### MATERIAL PROVIDED ###

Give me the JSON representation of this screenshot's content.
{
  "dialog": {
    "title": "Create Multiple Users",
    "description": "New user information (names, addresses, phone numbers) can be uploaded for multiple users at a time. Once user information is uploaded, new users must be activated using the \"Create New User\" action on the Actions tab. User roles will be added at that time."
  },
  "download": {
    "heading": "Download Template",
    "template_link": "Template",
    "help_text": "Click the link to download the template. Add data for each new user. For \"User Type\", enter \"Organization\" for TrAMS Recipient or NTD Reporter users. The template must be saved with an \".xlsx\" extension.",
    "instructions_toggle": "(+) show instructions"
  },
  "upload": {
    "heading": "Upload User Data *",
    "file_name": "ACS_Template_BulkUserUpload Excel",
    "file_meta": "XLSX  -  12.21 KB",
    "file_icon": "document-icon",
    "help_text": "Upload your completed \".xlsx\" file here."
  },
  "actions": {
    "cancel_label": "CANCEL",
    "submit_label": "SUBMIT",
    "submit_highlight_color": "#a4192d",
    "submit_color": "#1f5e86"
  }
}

###

EXERCISE GOAL: Every entry above should be retyped exactly as shown.

TASK OUTPUT:
Give me the JSON representation of this screenshot's content.
{
  "dialog": {
    "title": "Create Multiple Users",
    "description": "New user information (names, addresses, phone numbers) can be uploaded for multiple users at a time. Once user information is uploaded, new users must be activated using the \"Create New User\" action on the Actions tab. User roles will be added at that time."
  },
  "download": {
    "heading": "Download Template",
    "template_link": "Template",
    "help_text": "Click the link to download the template. Add data for each new user. For \"User Type\", enter \"Organization\" for TrAMS Recipient or NTD Reporter users. The template must be saved with an \".xlsx\" extension.",
    "instructions_toggle": "(+) show instructions"
  },
  "upload": {
    "heading": "Upload User Data *",
    "file_name": "ACS_Template_BulkUserUpload Excel",
    "file_meta": "XLSX  -  12.21 KB",
    "file_icon": "document-icon",
    "help_text": "Upload your completed \".xlsx\" file here."
  },
  "actions": {
    "cancel_label": "CANCEL",
    "submit_label": "SUBMIT",
    "submit_highlight_color": "#a4192d",
    "submit_color": "#1f5e86"
  }
}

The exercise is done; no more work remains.